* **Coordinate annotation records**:

________

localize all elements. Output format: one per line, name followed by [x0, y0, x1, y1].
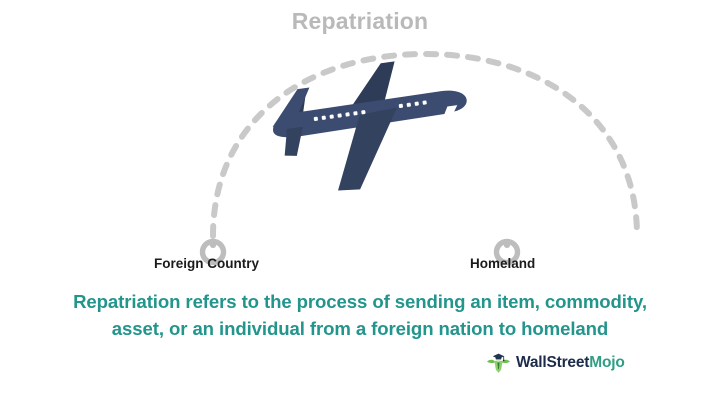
caption: Repatriation refers to the process of se…	[28, 288, 692, 342]
dashed-arc-path	[213, 54, 637, 236]
wallstreetmojo-graduate-icon	[486, 351, 511, 376]
endpoint-label-foreign-country: Foreign Country	[154, 256, 259, 272]
wallstreetmojo-logo: WallStreetMojo	[486, 350, 625, 376]
flight-path-illustration	[0, 40, 720, 280]
caption-line-2: asset, or an individual from a foreign n…	[28, 315, 692, 342]
illustration-stage	[0, 40, 720, 280]
endpoint-label-homeland: Homeland	[470, 256, 535, 272]
logo-wordmark: WallStreetMojo	[516, 354, 625, 372]
caption-line-1: Repatriation refers to the process of se…	[28, 288, 692, 315]
airplane-icon	[266, 52, 477, 200]
infographic-canvas: Repatriation	[0, 0, 720, 404]
logo-primary-text: WallStreet	[516, 354, 589, 371]
page-title: Repatriation	[0, 6, 720, 36]
logo-accent-text: Mojo	[589, 354, 624, 371]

________

* **What you need to do**: Reproduce every line of this listing word for word, leaving out the pictures.

* **Full answer**:
localize all elements. Output format: one per line, name followed by [x0, y0, x1, y1].
caption: Repatriation refers to the process of se…	[28, 288, 692, 342]
dashed-arc-path	[213, 54, 637, 236]
wallstreetmojo-graduate-icon	[486, 351, 511, 376]
endpoint-label-foreign-country: Foreign Country	[154, 256, 259, 272]
wallstreetmojo-logo: WallStreetMojo	[486, 350, 625, 376]
flight-path-illustration	[0, 40, 720, 280]
caption-line-2: asset, or an individual from a foreign n…	[28, 315, 692, 342]
illustration-stage	[0, 40, 720, 280]
endpoint-label-homeland: Homeland	[470, 256, 535, 272]
logo-wordmark: WallStreetMojo	[516, 354, 625, 372]
caption-line-1: Repatriation refers to the process of se…	[28, 288, 692, 315]
airplane-icon	[266, 52, 477, 200]
infographic-canvas: Repatriation	[0, 0, 720, 404]
logo-primary-text: WallStreet	[516, 354, 589, 371]
page-title: Repatriation	[0, 6, 720, 36]
logo-accent-text: Mojo	[589, 354, 624, 371]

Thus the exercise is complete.